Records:
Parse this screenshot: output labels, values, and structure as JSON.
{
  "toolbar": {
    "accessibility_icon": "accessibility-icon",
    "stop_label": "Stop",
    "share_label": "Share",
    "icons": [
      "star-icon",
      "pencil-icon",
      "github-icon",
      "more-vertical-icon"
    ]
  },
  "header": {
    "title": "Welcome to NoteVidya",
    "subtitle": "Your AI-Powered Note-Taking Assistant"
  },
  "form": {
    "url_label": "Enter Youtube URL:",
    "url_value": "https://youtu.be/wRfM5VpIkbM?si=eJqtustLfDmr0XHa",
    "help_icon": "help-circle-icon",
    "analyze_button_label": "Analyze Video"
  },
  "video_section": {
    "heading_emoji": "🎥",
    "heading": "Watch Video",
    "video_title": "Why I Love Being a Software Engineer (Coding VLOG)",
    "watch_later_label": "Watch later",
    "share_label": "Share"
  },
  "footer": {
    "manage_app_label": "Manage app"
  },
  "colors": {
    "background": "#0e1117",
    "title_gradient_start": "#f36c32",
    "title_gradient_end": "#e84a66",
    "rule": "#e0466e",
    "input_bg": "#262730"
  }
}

GIVEN PROBLEM |
Extract the full listing above without alteration.

WRITTEN REPLY |
Parse this screenshot: output labels, values, and structure as JSON.
{
  "toolbar": {
    "accessibility_icon": "accessibility-icon",
    "stop_label": "Stop",
    "share_label": "Share",
    "icons": [
      "star-icon",
      "pencil-icon",
      "github-icon",
      "more-vertical-icon"
    ]
  },
  "header": {
    "title": "Welcome to NoteVidya",
    "subtitle": "Your AI-Powered Note-Taking Assistant"
  },
  "form": {
    "url_label": "Enter Youtube URL:",
    "url_value": "https://youtu.be/wRfM5VpIkbM?si=eJqtustLfDmr0XHa",
    "help_icon": "help-circle-icon",
    "analyze_button_label": "Analyze Video"
  },
  "video_section": {
    "heading_emoji": "🎥",
    "heading": "Watch Video",
    "video_title": "Why I Love Being a Software Engineer (Coding VLOG)",
    "watch_later_label": "Watch later",
    "share_label": "Share"
  },
  "footer": {
    "manage_app_label": "Manage app"
  },
  "colors": {
    "background": "#0e1117",
    "title_gradient_start": "#f36c32",
    "title_gradient_end": "#e84a66",
    "rule": "#e0466e",
    "input_bg": "#262730"
  }
}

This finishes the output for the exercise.